(WHAT YOU HAVE TO DO)
The entries need to be copied exactly.

Entries taken from a collection
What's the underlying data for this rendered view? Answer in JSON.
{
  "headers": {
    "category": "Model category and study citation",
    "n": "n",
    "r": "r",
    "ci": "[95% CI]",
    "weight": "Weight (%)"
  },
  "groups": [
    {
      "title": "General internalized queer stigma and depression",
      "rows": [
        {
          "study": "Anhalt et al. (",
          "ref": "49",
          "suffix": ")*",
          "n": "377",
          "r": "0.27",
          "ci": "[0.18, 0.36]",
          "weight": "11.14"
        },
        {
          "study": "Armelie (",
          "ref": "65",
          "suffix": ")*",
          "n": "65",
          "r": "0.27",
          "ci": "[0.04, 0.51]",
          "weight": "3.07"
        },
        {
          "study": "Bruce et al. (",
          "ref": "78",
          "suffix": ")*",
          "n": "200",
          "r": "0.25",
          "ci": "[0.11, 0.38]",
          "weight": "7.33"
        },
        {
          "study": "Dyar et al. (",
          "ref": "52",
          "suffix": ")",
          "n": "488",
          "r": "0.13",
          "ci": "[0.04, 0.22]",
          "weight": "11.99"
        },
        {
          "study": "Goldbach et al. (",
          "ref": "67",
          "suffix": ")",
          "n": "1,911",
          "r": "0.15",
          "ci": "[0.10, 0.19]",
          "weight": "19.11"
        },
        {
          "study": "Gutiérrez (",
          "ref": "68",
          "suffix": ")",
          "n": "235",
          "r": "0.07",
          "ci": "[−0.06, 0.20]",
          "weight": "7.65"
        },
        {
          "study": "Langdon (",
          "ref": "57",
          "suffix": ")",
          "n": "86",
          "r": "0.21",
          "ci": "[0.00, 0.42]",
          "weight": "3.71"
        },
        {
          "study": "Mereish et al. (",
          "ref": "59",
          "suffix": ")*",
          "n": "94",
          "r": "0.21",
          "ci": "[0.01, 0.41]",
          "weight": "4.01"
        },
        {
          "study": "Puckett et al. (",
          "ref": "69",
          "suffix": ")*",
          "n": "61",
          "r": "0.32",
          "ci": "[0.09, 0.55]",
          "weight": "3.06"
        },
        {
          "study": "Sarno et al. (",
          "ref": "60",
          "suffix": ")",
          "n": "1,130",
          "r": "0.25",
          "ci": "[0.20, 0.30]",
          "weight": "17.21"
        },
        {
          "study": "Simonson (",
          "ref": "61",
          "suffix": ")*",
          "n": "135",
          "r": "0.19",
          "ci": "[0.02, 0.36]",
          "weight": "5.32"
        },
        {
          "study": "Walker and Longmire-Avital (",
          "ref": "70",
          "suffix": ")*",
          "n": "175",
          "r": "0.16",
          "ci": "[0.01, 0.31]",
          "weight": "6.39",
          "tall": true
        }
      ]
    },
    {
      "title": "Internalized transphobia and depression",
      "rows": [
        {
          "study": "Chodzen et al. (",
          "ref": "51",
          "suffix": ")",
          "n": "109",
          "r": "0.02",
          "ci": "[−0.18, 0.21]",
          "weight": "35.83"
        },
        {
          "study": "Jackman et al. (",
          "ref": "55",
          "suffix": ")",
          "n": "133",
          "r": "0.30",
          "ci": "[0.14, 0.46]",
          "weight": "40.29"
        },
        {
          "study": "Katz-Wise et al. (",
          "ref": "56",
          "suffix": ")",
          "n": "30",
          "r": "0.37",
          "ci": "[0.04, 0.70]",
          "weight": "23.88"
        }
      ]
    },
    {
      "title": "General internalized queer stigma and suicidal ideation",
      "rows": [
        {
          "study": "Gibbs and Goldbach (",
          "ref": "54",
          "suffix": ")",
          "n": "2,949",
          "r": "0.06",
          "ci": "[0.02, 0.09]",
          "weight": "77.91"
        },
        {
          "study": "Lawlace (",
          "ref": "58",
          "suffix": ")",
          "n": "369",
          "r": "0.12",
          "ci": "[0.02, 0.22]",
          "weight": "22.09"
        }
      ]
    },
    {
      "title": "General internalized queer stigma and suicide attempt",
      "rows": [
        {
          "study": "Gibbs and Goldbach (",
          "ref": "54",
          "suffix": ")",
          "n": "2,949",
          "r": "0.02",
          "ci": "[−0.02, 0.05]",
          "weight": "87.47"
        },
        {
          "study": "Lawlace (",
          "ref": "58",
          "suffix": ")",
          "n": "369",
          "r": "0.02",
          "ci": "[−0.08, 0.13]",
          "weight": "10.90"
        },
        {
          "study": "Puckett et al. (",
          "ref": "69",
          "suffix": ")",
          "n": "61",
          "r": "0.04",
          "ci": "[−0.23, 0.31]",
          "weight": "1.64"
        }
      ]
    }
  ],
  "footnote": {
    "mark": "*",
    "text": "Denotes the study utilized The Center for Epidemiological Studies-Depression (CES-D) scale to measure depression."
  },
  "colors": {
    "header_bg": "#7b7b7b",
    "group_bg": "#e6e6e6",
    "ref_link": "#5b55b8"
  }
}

(RESULT OF THIS EXERCISE)
What's the underlying data for this rendered view? Answer in JSON.
{
  "headers": {
    "category": "Model category and study citation",
    "n": "n",
    "r": "r",
    "ci": "[95% CI]",
    "weight": "Weight (%)"
  },
  "groups": [
    {
      "title": "General internalized queer stigma and depression",
      "rows": [
        {
          "study": "Anhalt et al. (",
          "ref": "49",
          "suffix": ")*",
          "n": "377",
          "r": "0.27",
          "ci": "[0.18, 0.36]",
          "weight": "11.14"
        },
        {
          "study": "Armelie (",
          "ref": "65",
          "suffix": ")*",
          "n": "65",
          "r": "0.27",
          "ci": "[0.04, 0.51]",
          "weight": "3.07"
        },
        {
          "study": "Bruce et al. (",
          "ref": "78",
          "suffix": ")*",
          "n": "200",
          "r": "0.25",
          "ci": "[0.11, 0.38]",
          "weight": "7.33"
        },
        {
          "study": "Dyar et al. (",
          "ref": "52",
          "suffix": ")",
          "n": "488",
          "r": "0.13",
          "ci": "[0.04, 0.22]",
          "weight": "11.99"
        },
        {
          "study": "Goldbach et al. (",
          "ref": "67",
          "suffix": ")",
          "n": "1,911",
          "r": "0.15",
          "ci": "[0.10, 0.19]",
          "weight": "19.11"
        },
        {
          "study": "Gutiérrez (",
          "ref": "68",
          "suffix": ")",
          "n": "235",
          "r": "0.07",
          "ci": "[−0.06, 0.20]",
          "weight": "7.65"
        },
        {
          "study": "Langdon (",
          "ref": "57",
          "suffix": ")",
          "n": "86",
          "r": "0.21",
          "ci": "[0.00, 0.42]",
          "weight": "3.71"
        },
        {
          "study": "Mereish et al. (",
          "ref": "59",
          "suffix": ")*",
          "n": "94",
          "r": "0.21",
          "ci": "[0.01, 0.41]",
          "weight": "4.01"
        },
        {
          "study": "Puckett et al. (",
          "ref": "69",
          "suffix": ")*",
          "n": "61",
          "r": "0.32",
          "ci": "[0.09, 0.55]",
          "weight": "3.06"
        },
        {
          "study": "Sarno et al. (",
          "ref": "60",
          "suffix": ")",
          "n": "1,130",
          "r": "0.25",
          "ci": "[0.20, 0.30]",
          "weight": "17.21"
        },
        {
          "study": "Simonson (",
          "ref": "61",
          "suffix": ")*",
          "n": "135",
          "r": "0.19",
          "ci": "[0.02, 0.36]",
          "weight": "5.32"
        },
        {
          "study": "Walker and Longmire-Avital (",
          "ref": "70",
          "suffix": ")*",
          "n": "175",
          "r": "0.16",
          "ci": "[0.01, 0.31]",
          "weight": "6.39",
          "tall": true
        }
      ]
    },
    {
      "title": "Internalized transphobia and depression",
      "rows": [
        {
          "study": "Chodzen et al. (",
          "ref": "51",
          "suffix": ")",
          "n": "109",
          "r": "0.02",
          "ci": "[−0.18, 0.21]",
          "weight": "35.83"
        },
        {
          "study": "Jackman et al. (",
          "ref": "55",
          "suffix": ")",
          "n": "133",
          "r": "0.30",
          "ci": "[0.14, 0.46]",
          "weight": "40.29"
        },
        {
          "study": "Katz-Wise et al. (",
          "ref": "56",
          "suffix": ")",
          "n": "30",
          "r": "0.37",
          "ci": "[0.04, 0.70]",
          "weight": "23.88"
        }
      ]
    },
    {
      "title": "General internalized queer stigma and suicidal ideation",
      "rows": [
        {
          "study": "Gibbs and Goldbach (",
          "ref": "54",
          "suffix": ")",
          "n": "2,949",
          "r": "0.06",
          "ci": "[0.02, 0.09]",
          "weight": "77.91"
        },
        {
          "study": "Lawlace (",
          "ref": "58",
          "suffix": ")",
          "n": "369",
          "r": "0.12",
          "ci": "[0.02, 0.22]",
          "weight": "22.09"
        }
      ]
    },
    {
      "title": "General internalized queer stigma and suicide attempt",
      "rows": [
        {
          "study": "Gibbs and Goldbach (",
          "ref": "54",
          "suffix": ")",
          "n": "2,949",
          "r": "0.02",
          "ci": "[−0.02, 0.05]",
          "weight": "87.47"
        },
        {
          "study": "Lawlace (",
          "ref": "58",
          "suffix": ")",
          "n": "369",
          "r": "0.02",
          "ci": "[−0.08, 0.13]",
          "weight": "10.90"
        },
        {
          "study": "Puckett et al. (",
          "ref": "69",
          "suffix": ")",
          "n": "61",
          "r": "0.04",
          "ci": "[−0.23, 0.31]",
          "weight": "1.64"
        }
      ]
    }
  ],
  "footnote": {
    "mark": "*",
    "text": "Denotes the study utilized The Center for Epidemiological Studies-Depression (CES-D) scale to measure depression."
  },
  "colors": {
    "header_bg": "#7b7b7b",
    "group_bg": "#e6e6e6",
    "ref_link": "#5b55b8"
  }
}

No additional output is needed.